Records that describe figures
>>>

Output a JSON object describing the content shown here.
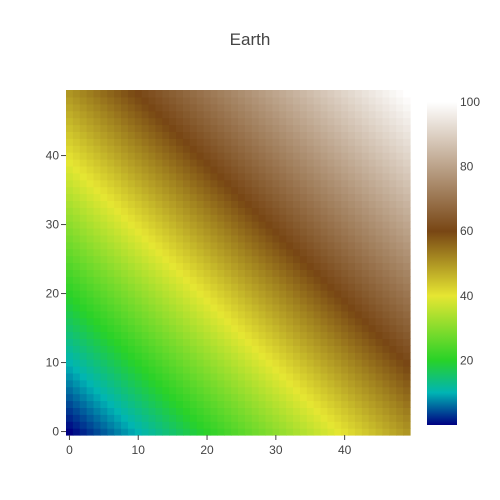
{
  "chart_data": {
    "type": "heatmap",
    "title": "Earth",
    "xlabel": "",
    "ylabel": "",
    "x": [
      0,
      1,
      2,
      3,
      4,
      5,
      6,
      7,
      8,
      9,
      10,
      11,
      12,
      13,
      14,
      15,
      16,
      17,
      18,
      19,
      20,
      21,
      22,
      23,
      24,
      25,
      26,
      27,
      28,
      29,
      30,
      31,
      32,
      33,
      34,
      35,
      36,
      37,
      38,
      39,
      40,
      41,
      42,
      43,
      44,
      45,
      46,
      47,
      48,
      49
    ],
    "y": [
      0,
      1,
      2,
      3,
      4,
      5,
      6,
      7,
      8,
      9,
      10,
      11,
      12,
      13,
      14,
      15,
      16,
      17,
      18,
      19,
      20,
      21,
      22,
      23,
      24,
      25,
      26,
      27,
      28,
      29,
      30,
      31,
      32,
      33,
      34,
      35,
      36,
      37,
      38,
      39,
      40,
      41,
      42,
      43,
      44,
      45,
      46,
      47,
      48,
      49
    ],
    "z_formula": "z = x + y (0 to 98)",
    "xlim": [
      -0.5,
      49.5
    ],
    "ylim": [
      -0.5,
      49.5
    ],
    "x_ticks": [
      "0",
      "10",
      "20",
      "30",
      "40"
    ],
    "y_ticks": [
      "0",
      "10",
      "20",
      "30",
      "40"
    ],
    "colorscale_name": "Earth",
    "colorscale": [
      [
        0.0,
        "#000082"
      ],
      [
        0.1,
        "#00b4b4"
      ],
      [
        0.2,
        "#28d228"
      ],
      [
        0.4,
        "#e6e632"
      ],
      [
        0.6,
        "#784614"
      ],
      [
        1.0,
        "#ffffff"
      ]
    ],
    "colorbar": {
      "range": [
        0,
        100
      ],
      "ticks": [
        "20",
        "40",
        "60",
        "80",
        "100"
      ]
    }
  }
}
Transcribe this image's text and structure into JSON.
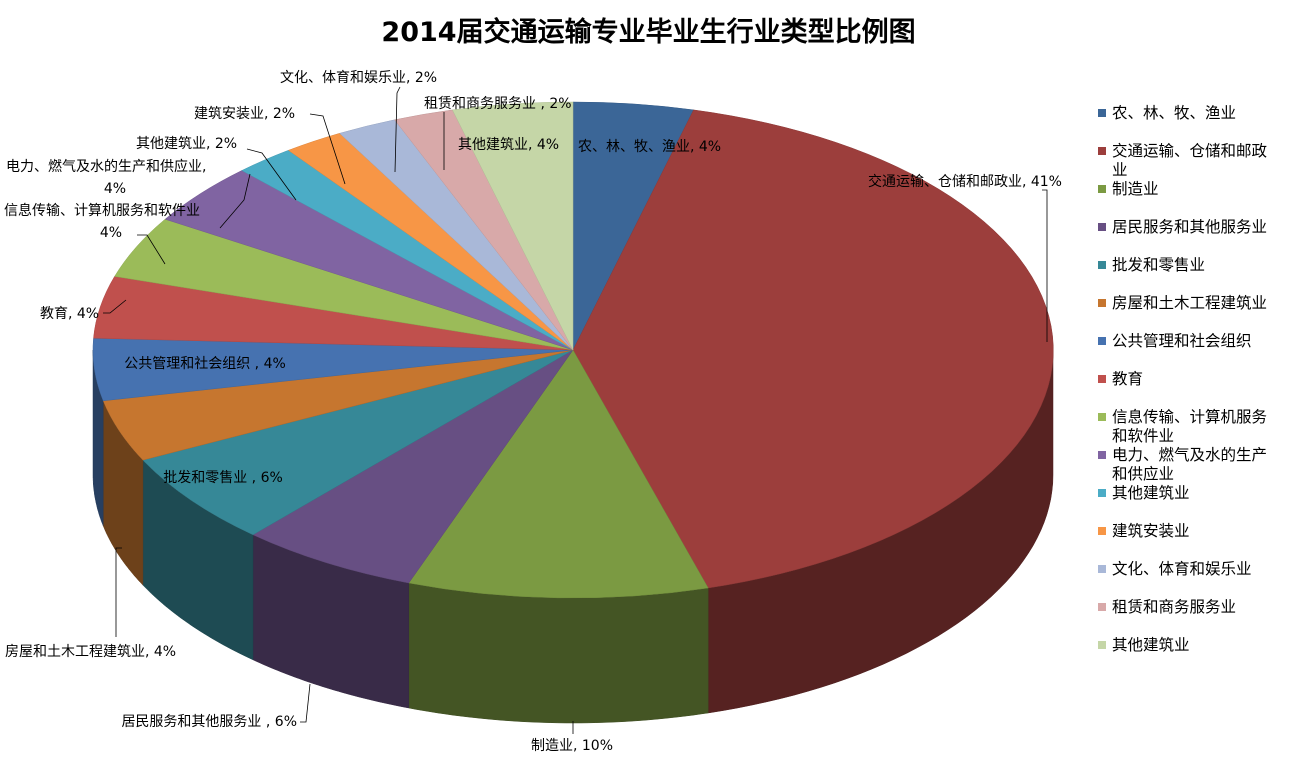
{
  "chart_data": {
    "type": "pie",
    "title": "2014届交通运输专业毕业生行业类型比例图",
    "series": [
      {
        "name": "农、林、牧、渔业",
        "value": 4,
        "label": "农、林、牧、渔业, 4%",
        "color": "#3B6697"
      },
      {
        "name": "交通运输、仓储和邮政业",
        "value": 41,
        "label": "交通运输、仓储和邮政业, 41%",
        "color": "#9C3E3C"
      },
      {
        "name": "制造业",
        "value": 10,
        "label": "制造业, 10%",
        "color": "#7B9A42"
      },
      {
        "name": "居民服务和其他服务业",
        "value": 6,
        "label": "居民服务和其他服务业 , 6%",
        "color": "#674F83"
      },
      {
        "name": "批发和零售业",
        "value": 6,
        "label": "批发和零售业 , 6%",
        "color": "#368897"
      },
      {
        "name": "房屋和土木工程建筑业",
        "value": 4,
        "label": "房屋和土木工程建筑业, 4%",
        "color": "#C6762F"
      },
      {
        "name": "公共管理和社会组织",
        "value": 4,
        "label": "公共管理和社会组织 , 4%",
        "color": "#4672B0"
      },
      {
        "name": "教育",
        "value": 4,
        "label": "教育, 4%",
        "color": "#C0504D"
      },
      {
        "name": "信息传输、计算机服务和软件业",
        "value": 4,
        "label_lines": [
          "信息传输、计算机服务和软件业",
          "4%"
        ],
        "color": "#9BBB59"
      },
      {
        "name": "电力、燃气及水的生产和供应业",
        "value": 4,
        "label_lines": [
          "电力、燃气及水的生产和供应业,",
          "4%"
        ],
        "color": "#8064A2"
      },
      {
        "name": "其他建筑业",
        "value": 2,
        "label": "其他建筑业, 2%",
        "color": "#4BACC6"
      },
      {
        "name": "建筑安装业",
        "value": 2,
        "label": "建筑安装业, 2%",
        "color": "#F79646"
      },
      {
        "name": "文化、体育和娱乐业",
        "value": 2,
        "label": "文化、体育和娱乐业, 2%",
        "color": "#A9B8D8"
      },
      {
        "name": "租赁和商务服务业",
        "value": 2,
        "label": "租赁和商务服务业 , 2%",
        "color": "#D8A9A9"
      },
      {
        "name": "其他建筑业",
        "value": 4,
        "label": "其他建筑业, 4%",
        "color": "#C5D6A7"
      }
    ],
    "legend": {
      "position": "right",
      "items": [
        {
          "lines": [
            "农、林、牧、渔业"
          ]
        },
        {
          "lines": [
            "交通运输、仓储和邮政",
            "业"
          ]
        },
        {
          "lines": [
            "制造业"
          ]
        },
        {
          "lines": [
            "居民服务和其他服务业"
          ]
        },
        {
          "lines": [
            "批发和零售业"
          ]
        },
        {
          "lines": [
            "房屋和土木工程建筑业"
          ]
        },
        {
          "lines": [
            "公共管理和社会组织"
          ]
        },
        {
          "lines": [
            "教育"
          ]
        },
        {
          "lines": [
            "信息传输、计算机服务",
            "和软件业"
          ]
        },
        {
          "lines": [
            "电力、燃气及水的生产",
            "和供应业"
          ]
        },
        {
          "lines": [
            "其他建筑业"
          ]
        },
        {
          "lines": [
            "建筑安装业"
          ]
        },
        {
          "lines": [
            "文化、体育和娱乐业"
          ]
        },
        {
          "lines": [
            "租赁和商务服务业"
          ]
        },
        {
          "lines": [
            "其他建筑业"
          ]
        }
      ]
    }
  }
}
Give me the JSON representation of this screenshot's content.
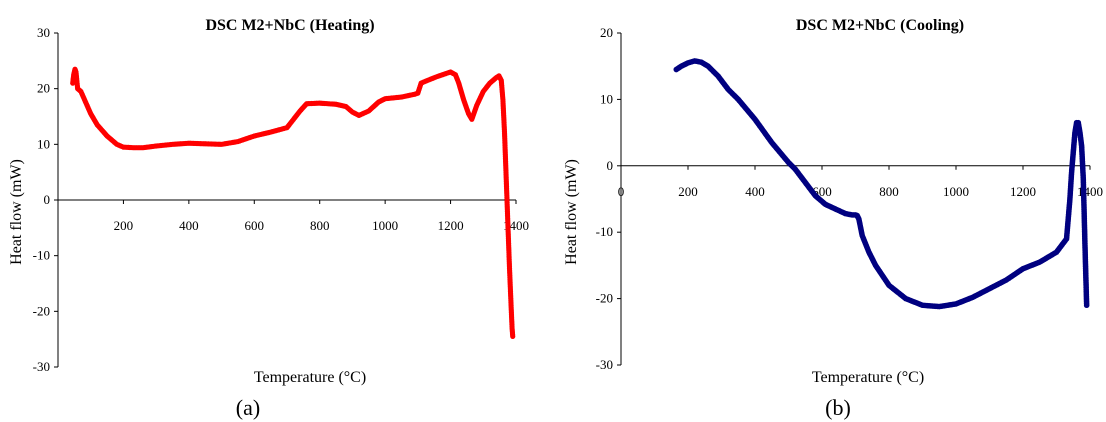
{
  "chart_data": [
    {
      "type": "line",
      "title": "DSC M2+NbC (Heating)",
      "xlabel": "Temperature (°C)",
      "ylabel": "Heat flow (mW)",
      "panel_label": "(a)",
      "xlim": [
        0,
        1400
      ],
      "ylim": [
        -30,
        30
      ],
      "xticks": [
        "200",
        "400",
        "600",
        "800",
        "1000",
        "1200",
        "1400"
      ],
      "yticks": [
        "30",
        "20",
        "10",
        "0",
        "-10",
        "-20",
        "-30"
      ],
      "grid": false,
      "color": "#ff0000",
      "x": [
        45,
        48,
        52,
        55,
        60,
        70,
        85,
        100,
        120,
        150,
        180,
        200,
        230,
        260,
        300,
        350,
        400,
        450,
        500,
        550,
        600,
        650,
        700,
        740,
        760,
        800,
        850,
        880,
        900,
        920,
        950,
        980,
        1000,
        1050,
        1090,
        1100,
        1110,
        1130,
        1160,
        1190,
        1200,
        1215,
        1225,
        1240,
        1255,
        1265,
        1280,
        1300,
        1320,
        1340,
        1348,
        1355,
        1360,
        1365,
        1370,
        1375,
        1380,
        1385,
        1388,
        1390
      ],
      "y": [
        21,
        22.5,
        23.5,
        23,
        20,
        19.5,
        17.5,
        15.5,
        13.5,
        11.5,
        10,
        9.5,
        9.4,
        9.4,
        9.7,
        10,
        10.2,
        10.1,
        10,
        10.5,
        11.5,
        12.2,
        13,
        16,
        17.3,
        17.4,
        17.2,
        16.8,
        15.8,
        15.2,
        16,
        17.6,
        18.2,
        18.5,
        19,
        19.2,
        21,
        21.5,
        22.2,
        22.8,
        23,
        22.5,
        21,
        18,
        15.5,
        14.5,
        17,
        19.5,
        21,
        22,
        22.3,
        21.5,
        18,
        12,
        4,
        -4,
        -12,
        -19,
        -23,
        -24.5
      ]
    },
    {
      "type": "line",
      "title": "DSC M2+NbC (Cooling)",
      "xlabel": "Temperature (°C)",
      "ylabel": "Heat flow (mW)",
      "panel_label": "(b)",
      "xlim": [
        0,
        1400
      ],
      "ylim": [
        -30,
        20
      ],
      "xticks": [
        "0",
        "200",
        "400",
        "600",
        "800",
        "1000",
        "1200",
        "1400"
      ],
      "yticks": [
        "20",
        "10",
        "0",
        "-10",
        "-20",
        "-30"
      ],
      "grid": false,
      "color": "#000080",
      "x": [
        165,
        180,
        200,
        220,
        240,
        260,
        290,
        320,
        350,
        400,
        450,
        500,
        520,
        550,
        580,
        610,
        640,
        670,
        690,
        700,
        705,
        710,
        720,
        740,
        760,
        800,
        850,
        900,
        950,
        1000,
        1050,
        1100,
        1150,
        1200,
        1250,
        1300,
        1330,
        1340,
        1345,
        1350,
        1355,
        1360,
        1365,
        1370,
        1375,
        1380,
        1385,
        1390
      ],
      "y": [
        14.5,
        15,
        15.5,
        15.8,
        15.6,
        15,
        13.5,
        11.5,
        10,
        7,
        3.5,
        0.5,
        -0.5,
        -2.5,
        -4.5,
        -5.8,
        -6.5,
        -7.2,
        -7.4,
        -7.4,
        -7.5,
        -8,
        -10.5,
        -13,
        -15,
        -18,
        -20,
        -21,
        -21.2,
        -20.8,
        -19.8,
        -18.5,
        -17.2,
        -15.5,
        -14.5,
        -13,
        -11,
        -5,
        -1,
        2,
        5,
        6.5,
        6.5,
        5,
        3,
        -2,
        -12,
        -21
      ]
    }
  ]
}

<<<

Your answer should be a single number: the count of lines that contain "JSON".

* _Answer in full_
3